>> begin Data excerpts

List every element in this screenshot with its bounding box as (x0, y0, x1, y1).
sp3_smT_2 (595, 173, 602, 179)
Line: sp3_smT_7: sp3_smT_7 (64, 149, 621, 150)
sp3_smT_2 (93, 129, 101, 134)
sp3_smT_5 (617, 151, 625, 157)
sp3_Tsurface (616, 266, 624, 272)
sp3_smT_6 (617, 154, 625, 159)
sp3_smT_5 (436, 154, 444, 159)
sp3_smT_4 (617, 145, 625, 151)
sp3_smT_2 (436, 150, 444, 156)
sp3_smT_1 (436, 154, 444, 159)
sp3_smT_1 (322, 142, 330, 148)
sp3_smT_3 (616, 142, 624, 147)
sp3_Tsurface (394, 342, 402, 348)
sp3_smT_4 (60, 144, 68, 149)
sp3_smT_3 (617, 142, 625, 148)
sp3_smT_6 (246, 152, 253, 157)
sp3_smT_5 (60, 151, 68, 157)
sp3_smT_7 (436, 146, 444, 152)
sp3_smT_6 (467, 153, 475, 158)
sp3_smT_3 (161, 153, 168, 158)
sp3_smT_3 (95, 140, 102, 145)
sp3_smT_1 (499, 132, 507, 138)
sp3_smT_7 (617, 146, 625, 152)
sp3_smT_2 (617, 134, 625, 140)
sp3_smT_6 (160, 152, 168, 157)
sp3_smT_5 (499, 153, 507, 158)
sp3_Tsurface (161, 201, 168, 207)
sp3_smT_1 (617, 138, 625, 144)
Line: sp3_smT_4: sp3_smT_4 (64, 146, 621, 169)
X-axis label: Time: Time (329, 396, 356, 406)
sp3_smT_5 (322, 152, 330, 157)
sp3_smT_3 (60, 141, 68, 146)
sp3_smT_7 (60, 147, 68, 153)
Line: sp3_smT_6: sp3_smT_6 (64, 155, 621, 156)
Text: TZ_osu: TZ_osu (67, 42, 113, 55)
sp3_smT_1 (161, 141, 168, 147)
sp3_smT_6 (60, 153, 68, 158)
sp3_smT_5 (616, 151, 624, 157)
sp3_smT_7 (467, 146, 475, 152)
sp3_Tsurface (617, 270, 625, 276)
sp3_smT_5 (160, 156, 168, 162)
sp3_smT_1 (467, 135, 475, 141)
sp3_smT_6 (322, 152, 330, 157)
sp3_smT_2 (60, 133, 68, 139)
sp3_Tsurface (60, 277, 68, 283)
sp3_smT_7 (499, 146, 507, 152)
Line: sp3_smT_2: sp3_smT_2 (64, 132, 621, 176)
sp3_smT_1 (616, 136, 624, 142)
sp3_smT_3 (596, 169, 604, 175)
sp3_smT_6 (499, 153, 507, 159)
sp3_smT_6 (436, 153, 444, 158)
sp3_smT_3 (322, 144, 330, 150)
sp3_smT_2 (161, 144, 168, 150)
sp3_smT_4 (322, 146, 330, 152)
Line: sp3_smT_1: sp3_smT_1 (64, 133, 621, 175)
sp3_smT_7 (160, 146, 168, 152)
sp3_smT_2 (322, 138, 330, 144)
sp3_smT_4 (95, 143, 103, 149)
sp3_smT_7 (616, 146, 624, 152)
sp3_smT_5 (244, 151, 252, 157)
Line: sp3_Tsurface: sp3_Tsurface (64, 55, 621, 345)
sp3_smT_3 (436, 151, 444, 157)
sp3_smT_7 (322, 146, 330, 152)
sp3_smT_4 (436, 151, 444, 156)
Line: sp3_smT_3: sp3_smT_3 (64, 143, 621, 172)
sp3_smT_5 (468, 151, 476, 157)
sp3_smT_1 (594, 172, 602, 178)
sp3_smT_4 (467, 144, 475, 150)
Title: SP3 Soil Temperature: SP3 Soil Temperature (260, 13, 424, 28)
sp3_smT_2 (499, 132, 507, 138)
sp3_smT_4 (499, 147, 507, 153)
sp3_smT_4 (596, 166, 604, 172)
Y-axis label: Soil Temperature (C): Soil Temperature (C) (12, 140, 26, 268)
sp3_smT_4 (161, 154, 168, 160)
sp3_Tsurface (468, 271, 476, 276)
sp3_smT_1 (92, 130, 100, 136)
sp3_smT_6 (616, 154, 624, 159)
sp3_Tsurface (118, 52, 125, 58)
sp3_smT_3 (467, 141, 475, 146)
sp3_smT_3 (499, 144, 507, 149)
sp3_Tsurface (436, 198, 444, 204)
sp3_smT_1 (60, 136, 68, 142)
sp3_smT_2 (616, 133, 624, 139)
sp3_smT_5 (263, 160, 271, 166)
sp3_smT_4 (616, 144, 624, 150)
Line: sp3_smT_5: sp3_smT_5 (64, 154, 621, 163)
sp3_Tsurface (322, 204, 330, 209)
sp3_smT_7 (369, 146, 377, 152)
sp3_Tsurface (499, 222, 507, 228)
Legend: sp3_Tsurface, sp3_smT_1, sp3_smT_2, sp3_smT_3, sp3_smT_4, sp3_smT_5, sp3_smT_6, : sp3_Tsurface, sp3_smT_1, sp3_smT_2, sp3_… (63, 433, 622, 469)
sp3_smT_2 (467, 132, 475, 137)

>> end Data excerpts

Task prompt:
Reproduce the data above verbatim, line by line, with no changes.

Exercise result:
List every element in this screenshot with its bounding box as (x0, y0, x1, y1).
sp3_smT_2 (595, 173, 602, 179)
Line: sp3_smT_7: sp3_smT_7 (64, 149, 621, 150)
sp3_smT_2 (93, 129, 101, 134)
sp3_smT_5 (617, 151, 625, 157)
sp3_Tsurface (616, 266, 624, 272)
sp3_smT_6 (617, 154, 625, 159)
sp3_smT_5 (436, 154, 444, 159)
sp3_smT_4 (617, 145, 625, 151)
sp3_smT_2 (436, 150, 444, 156)
sp3_smT_1 (436, 154, 444, 159)
sp3_smT_1 (322, 142, 330, 148)
sp3_smT_3 (616, 142, 624, 147)
sp3_Tsurface (394, 342, 402, 348)
sp3_smT_4 (60, 144, 68, 149)
sp3_smT_3 (617, 142, 625, 148)
sp3_smT_6 (246, 152, 253, 157)
sp3_smT_5 (60, 151, 68, 157)
sp3_smT_7 (436, 146, 444, 152)
sp3_smT_6 (467, 153, 475, 158)
sp3_smT_3 (161, 153, 168, 158)
sp3_smT_3 (95, 140, 102, 145)
sp3_smT_1 (499, 132, 507, 138)
sp3_smT_7 (617, 146, 625, 152)
sp3_smT_2 (617, 134, 625, 140)
sp3_smT_6 (160, 152, 168, 157)
sp3_smT_5 (499, 153, 507, 158)
sp3_Tsurface (161, 201, 168, 207)
sp3_smT_1 (617, 138, 625, 144)
Line: sp3_smT_4: sp3_smT_4 (64, 146, 621, 169)
X-axis label: Time: Time (329, 396, 356, 406)
sp3_smT_5 (322, 152, 330, 157)
sp3_smT_3 (60, 141, 68, 146)
sp3_smT_7 (60, 147, 68, 153)
Line: sp3_smT_6: sp3_smT_6 (64, 155, 621, 156)
Text: TZ_osu: TZ_osu (67, 42, 113, 55)
sp3_smT_1 (161, 141, 168, 147)
sp3_smT_6 (60, 153, 68, 158)
sp3_smT_5 (616, 151, 624, 157)
sp3_smT_7 (467, 146, 475, 152)
sp3_Tsurface (617, 270, 625, 276)
sp3_smT_5 (160, 156, 168, 162)
sp3_smT_1 (467, 135, 475, 141)
sp3_smT_6 (322, 152, 330, 157)
sp3_smT_2 (60, 133, 68, 139)
sp3_Tsurface (60, 277, 68, 283)
sp3_smT_7 (499, 146, 507, 152)
Line: sp3_smT_2: sp3_smT_2 (64, 132, 621, 176)
sp3_smT_1 (616, 136, 624, 142)
sp3_smT_3 (596, 169, 604, 175)
sp3_smT_6 (499, 153, 507, 159)
sp3_smT_6 (436, 153, 444, 158)
sp3_smT_3 (322, 144, 330, 150)
sp3_smT_2 (161, 144, 168, 150)
sp3_smT_4 (322, 146, 330, 152)
Line: sp3_smT_1: sp3_smT_1 (64, 133, 621, 175)
sp3_smT_7 (160, 146, 168, 152)
sp3_smT_2 (322, 138, 330, 144)
sp3_smT_4 (95, 143, 103, 149)
sp3_smT_7 (616, 146, 624, 152)
sp3_smT_5 (244, 151, 252, 157)
Line: sp3_Tsurface: sp3_Tsurface (64, 55, 621, 345)
sp3_smT_3 (436, 151, 444, 157)
sp3_smT_7 (322, 146, 330, 152)
sp3_smT_4 (436, 151, 444, 156)
Line: sp3_smT_3: sp3_smT_3 (64, 143, 621, 172)
sp3_smT_5 (468, 151, 476, 157)
sp3_smT_1 (594, 172, 602, 178)
sp3_smT_4 (467, 144, 475, 150)
Title: SP3 Soil Temperature: SP3 Soil Temperature (260, 13, 424, 28)
sp3_smT_2 (499, 132, 507, 138)
sp3_smT_4 (499, 147, 507, 153)
sp3_smT_4 (596, 166, 604, 172)
Y-axis label: Soil Temperature (C): Soil Temperature (C) (12, 140, 26, 268)
sp3_smT_4 (161, 154, 168, 160)
sp3_Tsurface (468, 271, 476, 276)
sp3_smT_1 (92, 130, 100, 136)
sp3_smT_6 (616, 154, 624, 159)
sp3_Tsurface (118, 52, 125, 58)
sp3_smT_3 (467, 141, 475, 146)
sp3_smT_3 (499, 144, 507, 149)
sp3_Tsurface (436, 198, 444, 204)
sp3_smT_1 (60, 136, 68, 142)
sp3_smT_2 (616, 133, 624, 139)
sp3_smT_5 (263, 160, 271, 166)
sp3_smT_4 (616, 144, 624, 150)
Line: sp3_smT_5: sp3_smT_5 (64, 154, 621, 163)
sp3_Tsurface (322, 204, 330, 209)
sp3_smT_7 (369, 146, 377, 152)
sp3_Tsurface (499, 222, 507, 228)
Legend: sp3_Tsurface, sp3_smT_1, sp3_smT_2, sp3_smT_3, sp3_smT_4, sp3_smT_5, sp3_smT_6, : sp3_Tsurface, sp3_smT_1, sp3_smT_2, sp3_… (63, 433, 622, 469)
sp3_smT_2 (467, 132, 475, 137)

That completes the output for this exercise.